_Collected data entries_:
**********

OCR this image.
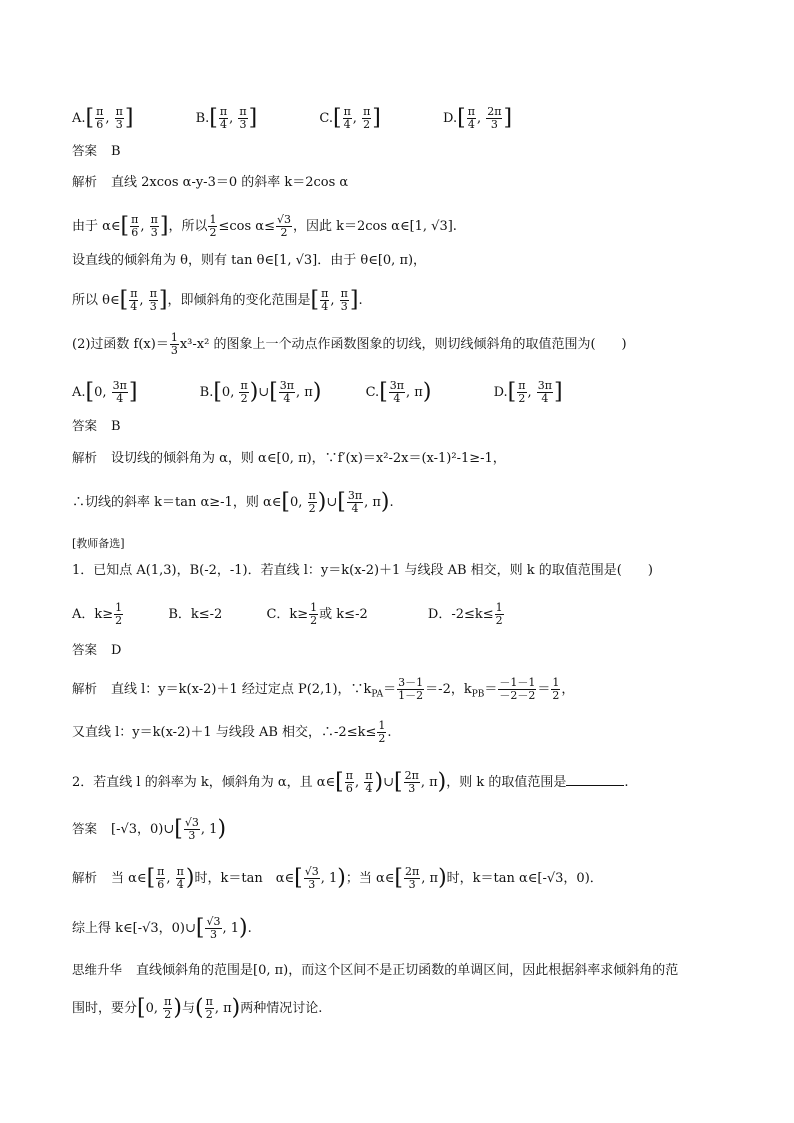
$A.[ \frac{\pi}{6}$ , $\frac{\pi}{3}$ ]	$B.[ \frac{\pi}{4}$ , $\frac{\pi}{3}$ ]	$C.[ \frac{\pi}{4}$ , $\frac{\pi}{2}$ ]	$D.[ \frac{\pi}{4}$ , $\frac{2\pi}{3}$ ]
答案 B
解析 直线 2xcos α-y-3＝0 的斜率 k＝2cos α
由于 α∈[ $\frac{\pi}{6}$ , $\frac{\pi}{3}$ ]，所以 $\frac{1}{2} \le\cos$ $\alpha\le \frac{√3}{2}$ ，因此 k＝2cos α∈[1, √3].
设直线的倾斜角为 θ，则有 tan θ∈[1, √3]．由于 θ∈[0, π)，
所以 θ∈[ $\frac{\pi}{4}$ , $\frac{\pi}{3}$ ]，即倾斜角的变化范围是[ $\frac{\pi}{4}$ , $\frac{\pi}{3}$ ].
(2)过函数 $f(x)= \frac{1}{3} x^3-x^2$ 的图象上一个动点作函数图象的切线，则切线倾斜角的取值范围为(　　)
A.[0, $\frac{3\pi}{4}$ ]	B.[0, $\frac{\pi}{2}$ )∪[ $\frac{3\pi}{4}$ , π)	$C.[ \frac{3\pi}{4}$ , π)	$D.[ \frac{\pi}{2}$ , $\frac{3\pi}{4}$ ]
答案 B
解析 设切线的倾斜角为 α，则 α∈[0, π)，∵f′(x)＝x²-2x＝(x-1)²-1≥-1，
∴切线的斜率 k＝tan α≥-1，则 α∈[0, $\frac{\pi}{2}$ )∪[ $\frac{3\pi}{4}$ , π).
[教师备选]
1．已知点 A(1,3)，B(-2，-1)．若直线 l：y＝k(x-2)＋1 与线段 AB 相交，则 k 的取值范围是(　　)
A．$k\ge \frac{1}{2}$	B．k≤-2	C．$k\ge \frac{1}{2}$ 或 k≤-2	D．$-2\le k\le \frac{1}{2}$
答案 D
解析 直线 l：y＝k(x-2)＋1 经过定点 P(2,1)，$\because k_{PA}= \frac{3-1}{1-2} =-2$，$k_{PB}= \frac{-1-1}{-2-2} = \frac{1}{2}$ ，
又直线 l：y＝k(x-2)＋1 与线段 AB 相交，∴-2≤k≤ $\frac{1}{2}$ .
2．若直线 l 的斜率为 k，倾斜角为 α，且 α∈[ $\frac{\pi}{6}$ , $\frac{\pi}{4}$ )∪[ $\frac{2\pi}{3}$ , π)，则 k 的取值范围是	.
答案 [-√3，0)∪[ $\frac{√3}{3}$ , 1)
解析 当 α∈[ $\frac{\pi}{6}$ , $\frac{\pi}{4}$ )时，k＝tan　α∈[ $\frac{√3}{3}$ , 1)；当 α∈[ $\frac{2\pi}{3}$ , π)时，k＝tan α∈[-√3，0)．
综上得 k∈[-√3，0)∪[ $\frac{√3}{3}$ , 1).
思维升华 直线倾斜角的范围是[0, π)，而这个区间不是正切函数的单调区间，因此根据斜率求倾斜角的范
围时，要分[0, $\frac{\pi}{2}$ )与( $\frac{\pi}{2}$ , π)两种情况讨论.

**********

_GIVEN EXERCISE_: Replicate the material above verbatim; images stay out of the copy.

_THE COMPLETED TASK_:
OCR this image.
$A.[ \frac{\pi}{6}$ , $\frac{\pi}{3}$ ]	$B.[ \frac{\pi}{4}$ , $\frac{\pi}{3}$ ]	$C.[ \frac{\pi}{4}$ , $\frac{\pi}{2}$ ]	$D.[ \frac{\pi}{4}$ , $\frac{2\pi}{3}$ ]
答案 B
解析 直线 2xcos α-y-3＝0 的斜率 k＝2cos α
由于 α∈[ $\frac{\pi}{6}$ , $\frac{\pi}{3}$ ]，所以 $\frac{1}{2} \le\cos$ $\alpha\le \frac{√3}{2}$ ，因此 k＝2cos α∈[1, √3].
设直线的倾斜角为 θ，则有 tan θ∈[1, √3]．由于 θ∈[0, π)，
所以 θ∈[ $\frac{\pi}{4}$ , $\frac{\pi}{3}$ ]，即倾斜角的变化范围是[ $\frac{\pi}{4}$ , $\frac{\pi}{3}$ ].
(2)过函数 $f(x)= \frac{1}{3} x^3-x^2$ 的图象上一个动点作函数图象的切线，则切线倾斜角的取值范围为(　　)
A.[0, $\frac{3\pi}{4}$ ]	B.[0, $\frac{\pi}{2}$ )∪[ $\frac{3\pi}{4}$ , π)	$C.[ \frac{3\pi}{4}$ , π)	$D.[ \frac{\pi}{2}$ , $\frac{3\pi}{4}$ ]
答案 B
解析 设切线的倾斜角为 α，则 α∈[0, π)，∵f′(x)＝x²-2x＝(x-1)²-1≥-1，
∴切线的斜率 k＝tan α≥-1，则 α∈[0, $\frac{\pi}{2}$ )∪[ $\frac{3\pi}{4}$ , π).
[教师备选]
1．已知点 A(1,3)，B(-2，-1)．若直线 l：y＝k(x-2)＋1 与线段 AB 相交，则 k 的取值范围是(　　)
A．$k\ge \frac{1}{2}$	B．k≤-2	C．$k\ge \frac{1}{2}$ 或 k≤-2	D．$-2\le k\le \frac{1}{2}$
答案 D
解析 直线 l：y＝k(x-2)＋1 经过定点 P(2,1)，$\because k_{PA}= \frac{3-1}{1-2} =-2$，$k_{PB}= \frac{-1-1}{-2-2} = \frac{1}{2}$ ，
又直线 l：y＝k(x-2)＋1 与线段 AB 相交，∴-2≤k≤ $\frac{1}{2}$ .
2．若直线 l 的斜率为 k，倾斜角为 α，且 α∈[ $\frac{\pi}{6}$ , $\frac{\pi}{4}$ )∪[ $\frac{2\pi}{3}$ , π)，则 k 的取值范围是	.
答案 [-√3，0)∪[ $\frac{√3}{3}$ , 1)
解析 当 α∈[ $\frac{\pi}{6}$ , $\frac{\pi}{4}$ )时，k＝tan　α∈[ $\frac{√3}{3}$ , 1)；当 α∈[ $\frac{2\pi}{3}$ , π)时，k＝tan α∈[-√3，0)．
综上得 k∈[-√3，0)∪[ $\frac{√3}{3}$ , 1).
思维升华 直线倾斜角的范围是[0, π)，而这个区间不是正切函数的单调区间，因此根据斜率求倾斜角的范
围时，要分[0, $\frac{\pi}{2}$ )与( $\frac{\pi}{2}$ , π)两种情况讨论.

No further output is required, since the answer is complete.